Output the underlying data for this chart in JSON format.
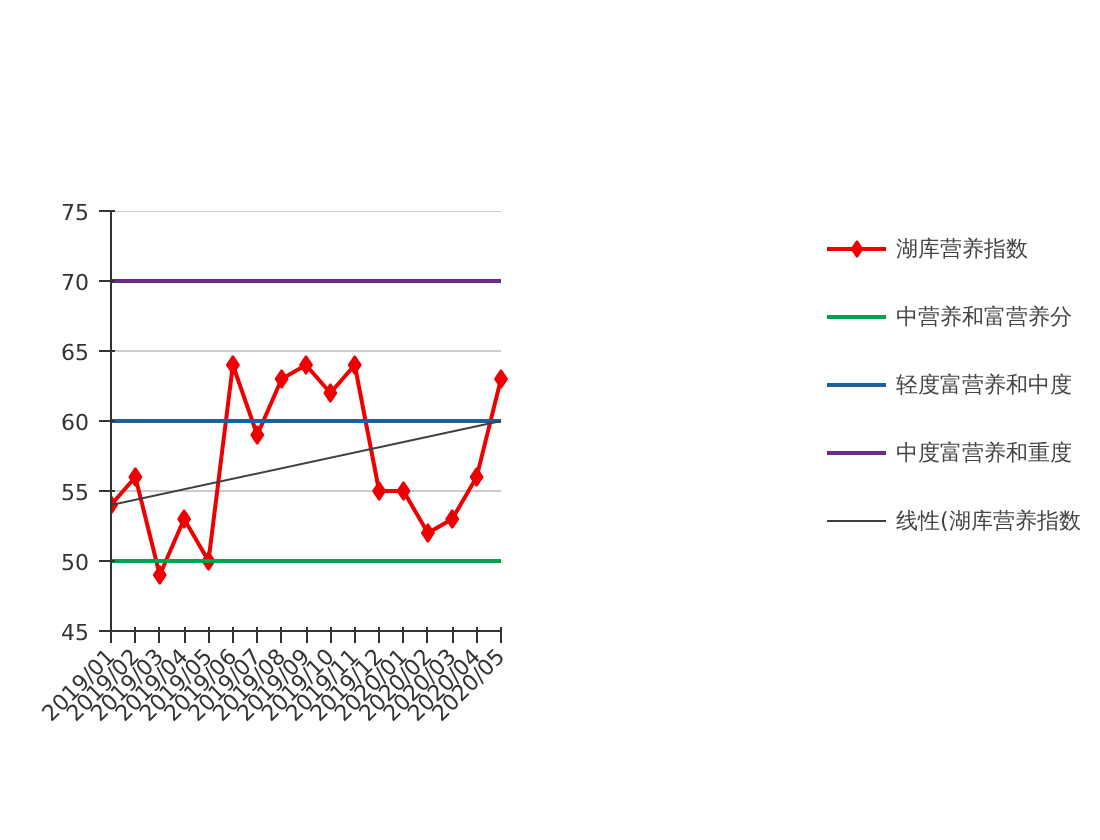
{
  "chart_data": {
    "type": "line",
    "categories": [
      "2019/01",
      "2019/02",
      "2019/03",
      "2019/04",
      "2019/05",
      "2019/06",
      "2019/07",
      "2019/08",
      "2019/09",
      "2019/10",
      "2019/11",
      "2019/12",
      "2020/01",
      "2020/02",
      "2020/03",
      "2020/04",
      "2020/05"
    ],
    "ylim": [
      45,
      75
    ],
    "yticks": [
      45,
      50,
      55,
      60,
      65,
      70,
      75
    ],
    "grid": "y",
    "legend": "right",
    "series": [
      {
        "name": "湖库营养指数",
        "color": "#ee0000",
        "marker": "diamond",
        "values": [
          54,
          56,
          49,
          53,
          50,
          64,
          59,
          63,
          64,
          62,
          64,
          55,
          55,
          52,
          53,
          56,
          63
        ]
      },
      {
        "name": "中营养和富营养分",
        "color": "#00a050",
        "marker": "none",
        "x": [
          "2019/01",
          "2020/05"
        ],
        "values": [
          50,
          50
        ]
      },
      {
        "name": "轻度富营养和中度",
        "color": "#1f5f9a",
        "marker": "none",
        "x": [
          "2019/01",
          "2020/05"
        ],
        "values": [
          60,
          60
        ]
      },
      {
        "name": "中度富营养和重度",
        "color": "#6a2c8a",
        "marker": "none",
        "x": [
          "2019/01",
          "2020/05"
        ],
        "values": [
          70,
          70
        ]
      },
      {
        "name": "线性(湖库营养指数",
        "color": "#404040",
        "marker": "none",
        "x": [
          "2019/01",
          "2020/05"
        ],
        "values": [
          54,
          60
        ]
      }
    ]
  }
}
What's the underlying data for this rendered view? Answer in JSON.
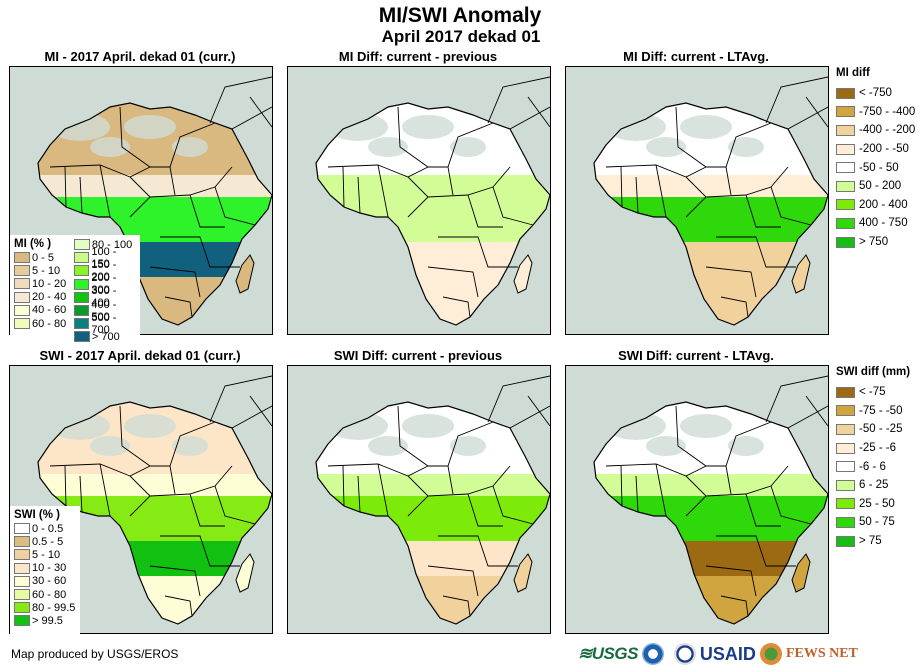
{
  "header": {
    "title": "MI/SWI Anomaly",
    "subtitle": "April 2017 dekad 01"
  },
  "panels": [
    {
      "id": "mi-current",
      "title": "MI - 2017 April. dekad 01 (curr.)",
      "variable": "MI",
      "kind": "current"
    },
    {
      "id": "mi-diff-previous",
      "title": "MI Diff: current - previous",
      "variable": "MI",
      "kind": "diff-previous"
    },
    {
      "id": "mi-diff-ltavg",
      "title": "MI Diff: current - LTAvg.",
      "variable": "MI",
      "kind": "diff-ltavg"
    },
    {
      "id": "swi-current",
      "title": "SWI - 2017 April. dekad 01 (curr.)",
      "variable": "SWI",
      "kind": "current"
    },
    {
      "id": "swi-diff-previous",
      "title": "SWI Diff: current - previous",
      "variable": "SWI",
      "kind": "diff-previous"
    },
    {
      "id": "swi-diff-ltavg",
      "title": "SWI Diff: current - LTAvg.",
      "variable": "SWI",
      "kind": "diff-ltavg"
    }
  ],
  "legends": {
    "mi_current": {
      "title": "MI (% )",
      "items": [
        {
          "label": "0 - 5",
          "color": "#d9b97f"
        },
        {
          "label": "5 - 10",
          "color": "#e6cc9a"
        },
        {
          "label": "10 - 20",
          "color": "#efdcbc"
        },
        {
          "label": "20 - 40",
          "color": "#f6e9d3"
        },
        {
          "label": "40 - 60",
          "color": "#fdfdd6"
        },
        {
          "label": "60 - 80",
          "color": "#effdb8"
        },
        {
          "label": "80 - 100",
          "color": "#e3fdc4"
        },
        {
          "label": "100 - 150",
          "color": "#c8fb8a"
        },
        {
          "label": "150 - 200",
          "color": "#8af22a"
        },
        {
          "label": "200 - 300",
          "color": "#2ef22a"
        },
        {
          "label": "300 - 400",
          "color": "#12c312"
        },
        {
          "label": "400 - 500",
          "color": "#0b9a2a"
        },
        {
          "label": "500 - 700",
          "color": "#0a8080"
        },
        {
          "label": "> 700",
          "color": "#10607e"
        }
      ]
    },
    "mi_diff": {
      "title": "MI diff",
      "items": [
        {
          "label": "< -750",
          "color": "#9c6a12"
        },
        {
          "label": "-750 - -400",
          "color": "#d0a540"
        },
        {
          "label": "-400 - -200",
          "color": "#f2d29c"
        },
        {
          "label": "-200 - -50",
          "color": "#feeed8"
        },
        {
          "label": "-50 - 50",
          "color": "#ffffff"
        },
        {
          "label": "50 - 200",
          "color": "#d2fd96"
        },
        {
          "label": "200 - 400",
          "color": "#7deb0a"
        },
        {
          "label": "400 - 750",
          "color": "#2ed80a"
        },
        {
          "label": "> 750",
          "color": "#14be14"
        }
      ]
    },
    "swi_current": {
      "title": "SWI (% )",
      "items": [
        {
          "label": "0 - 0.5",
          "color": "#ffffff"
        },
        {
          "label": "0.5 - 5",
          "color": "#dcbc80"
        },
        {
          "label": "5 - 10",
          "color": "#f0d0a0"
        },
        {
          "label": "10 - 30",
          "color": "#fde6c8"
        },
        {
          "label": "30 - 60",
          "color": "#fdfdd6"
        },
        {
          "label": "60 - 80",
          "color": "#e4fda4"
        },
        {
          "label": "80 - 99.5",
          "color": "#86ea14"
        },
        {
          "label": "> 99.5",
          "color": "#12c012"
        }
      ]
    },
    "swi_diff": {
      "title": "SWI diff (mm)",
      "items": [
        {
          "label": "< -75",
          "color": "#9c6a12"
        },
        {
          "label": "-75 - -50",
          "color": "#d0a540"
        },
        {
          "label": "-50 - -25",
          "color": "#f2d29c"
        },
        {
          "label": "-25 - -6",
          "color": "#feeed8"
        },
        {
          "label": "-6 - 6",
          "color": "#ffffff"
        },
        {
          "label": "6 - 25",
          "color": "#d2fd96"
        },
        {
          "label": "25 - 50",
          "color": "#7deb0a"
        },
        {
          "label": "50 - 75",
          "color": "#2ed80a"
        },
        {
          "label": "> 75",
          "color": "#14be14"
        }
      ]
    }
  },
  "map_colors": {
    "ocean": "#cfdcd6",
    "desert_nodata": "#cfdcd6",
    "border": "#000000"
  },
  "footer": {
    "credit": "Map produced by USGS/EROS",
    "logos": [
      {
        "name": "usgs",
        "text": "≋USGS"
      },
      {
        "name": "noaa",
        "text": ""
      },
      {
        "name": "usaid-seal",
        "text": ""
      },
      {
        "name": "usaid",
        "text": "USAID"
      },
      {
        "name": "fewsnet",
        "text": "FEWS NET"
      }
    ]
  }
}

---*---

Without the pictures, restate all of the entries above verbatim.

> _Exercise result_
Output the underlying data for this chart in JSON format.
{
  "chart_data": {
    "type": "line",
    "categories": [
      "2019/01",
      "2019/02",
      "2019/03",
      "2019/04",
      "2019/05",
      "2019/06",
      "2019/07",
      "2019/08",
      "2019/09",
      "2019/10",
      "2019/11",
      "2019/12",
      "2020/01",
      "2020/02",
      "2020/03",
      "2020/04",
      "2020/05"
    ],
    "ylim": [
      45,
      75
    ],
    "yticks": [
      45,
      50,
      55,
      60,
      65,
      70,
      75
    ],
    "grid": "y",
    "legend": "right",
    "series": [
      {
        "name": "湖库营养指数",
        "color": "#ee0000",
        "marker": "diamond",
        "values": [
          54,
          56,
          49,
          53,
          50,
          64,
          59,
          63,
          64,
          62,
          64,
          55,
          55,
          52,
          53,
          56,
          63
        ]
      },
      {
        "name": "中营养和富营养分",
        "color": "#00a050",
        "marker": "none",
        "x": [
          "2019/01",
          "2020/05"
        ],
        "values": [
          50,
          50
        ]
      },
      {
        "name": "轻度富营养和中度",
        "color": "#1f5f9a",
        "marker": "none",
        "x": [
          "2019/01",
          "2020/05"
        ],
        "values": [
          60,
          60
        ]
      },
      {
        "name": "中度富营养和重度",
        "color": "#6a2c8a",
        "marker": "none",
        "x": [
          "2019/01",
          "2020/05"
        ],
        "values": [
          70,
          70
        ]
      },
      {
        "name": "线性(湖库营养指数",
        "color": "#404040",
        "marker": "none",
        "x": [
          "2019/01",
          "2020/05"
        ],
        "values": [
          54,
          60
        ]
      }
    ]
  }
}
What's the underlying data for this rendered view? Answer in JSON.
{
  "header": {
    "title": "MI/SWI Anomaly",
    "subtitle": "April 2017 dekad 01"
  },
  "panels": [
    {
      "id": "mi-current",
      "title": "MI - 2017 April. dekad 01 (curr.)",
      "variable": "MI",
      "kind": "current"
    },
    {
      "id": "mi-diff-previous",
      "title": "MI Diff: current - previous",
      "variable": "MI",
      "kind": "diff-previous"
    },
    {
      "id": "mi-diff-ltavg",
      "title": "MI Diff: current - LTAvg.",
      "variable": "MI",
      "kind": "diff-ltavg"
    },
    {
      "id": "swi-current",
      "title": "SWI - 2017 April. dekad 01 (curr.)",
      "variable": "SWI",
      "kind": "current"
    },
    {
      "id": "swi-diff-previous",
      "title": "SWI Diff: current - previous",
      "variable": "SWI",
      "kind": "diff-previous"
    },
    {
      "id": "swi-diff-ltavg",
      "title": "SWI Diff: current - LTAvg.",
      "variable": "SWI",
      "kind": "diff-ltavg"
    }
  ],
  "legends": {
    "mi_current": {
      "title": "MI (% )",
      "items": [
        {
          "label": "0 - 5",
          "color": "#d9b97f"
        },
        {
          "label": "5 - 10",
          "color": "#e6cc9a"
        },
        {
          "label": "10 - 20",
          "color": "#efdcbc"
        },
        {
          "label": "20 - 40",
          "color": "#f6e9d3"
        },
        {
          "label": "40 - 60",
          "color": "#fdfdd6"
        },
        {
          "label": "60 - 80",
          "color": "#effdb8"
        },
        {
          "label": "80 - 100",
          "color": "#e3fdc4"
        },
        {
          "label": "100 - 150",
          "color": "#c8fb8a"
        },
        {
          "label": "150 - 200",
          "color": "#8af22a"
        },
        {
          "label": "200 - 300",
          "color": "#2ef22a"
        },
        {
          "label": "300 - 400",
          "color": "#12c312"
        },
        {
          "label": "400 - 500",
          "color": "#0b9a2a"
        },
        {
          "label": "500 - 700",
          "color": "#0a8080"
        },
        {
          "label": "> 700",
          "color": "#10607e"
        }
      ]
    },
    "mi_diff": {
      "title": "MI diff",
      "items": [
        {
          "label": "< -750",
          "color": "#9c6a12"
        },
        {
          "label": "-750 - -400",
          "color": "#d0a540"
        },
        {
          "label": "-400 - -200",
          "color": "#f2d29c"
        },
        {
          "label": "-200 - -50",
          "color": "#feeed8"
        },
        {
          "label": "-50 - 50",
          "color": "#ffffff"
        },
        {
          "label": "50 - 200",
          "color": "#d2fd96"
        },
        {
          "label": "200 - 400",
          "color": "#7deb0a"
        },
        {
          "label": "400 - 750",
          "color": "#2ed80a"
        },
        {
          "label": "> 750",
          "color": "#14be14"
        }
      ]
    },
    "swi_current": {
      "title": "SWI (% )",
      "items": [
        {
          "label": "0 - 0.5",
          "color": "#ffffff"
        },
        {
          "label": "0.5 - 5",
          "color": "#dcbc80"
        },
        {
          "label": "5 - 10",
          "color": "#f0d0a0"
        },
        {
          "label": "10 - 30",
          "color": "#fde6c8"
        },
        {
          "label": "30 - 60",
          "color": "#fdfdd6"
        },
        {
          "label": "60 - 80",
          "color": "#e4fda4"
        },
        {
          "label": "80 - 99.5",
          "color": "#86ea14"
        },
        {
          "label": "> 99.5",
          "color": "#12c012"
        }
      ]
    },
    "swi_diff": {
      "title": "SWI diff (mm)",
      "items": [
        {
          "label": "< -75",
          "color": "#9c6a12"
        },
        {
          "label": "-75 - -50",
          "color": "#d0a540"
        },
        {
          "label": "-50 - -25",
          "color": "#f2d29c"
        },
        {
          "label": "-25 - -6",
          "color": "#feeed8"
        },
        {
          "label": "-6 - 6",
          "color": "#ffffff"
        },
        {
          "label": "6 - 25",
          "color": "#d2fd96"
        },
        {
          "label": "25 - 50",
          "color": "#7deb0a"
        },
        {
          "label": "50 - 75",
          "color": "#2ed80a"
        },
        {
          "label": "> 75",
          "color": "#14be14"
        }
      ]
    }
  },
  "map_colors": {
    "ocean": "#cfdcd6",
    "desert_nodata": "#cfdcd6",
    "border": "#000000"
  },
  "footer": {
    "credit": "Map produced by USGS/EROS",
    "logos": [
      {
        "name": "usgs",
        "text": "≋USGS"
      },
      {
        "name": "noaa",
        "text": ""
      },
      {
        "name": "usaid-seal",
        "text": ""
      },
      {
        "name": "usaid",
        "text": "USAID"
      },
      {
        "name": "fewsnet",
        "text": "FEWS NET"
      }
    ]
  }
}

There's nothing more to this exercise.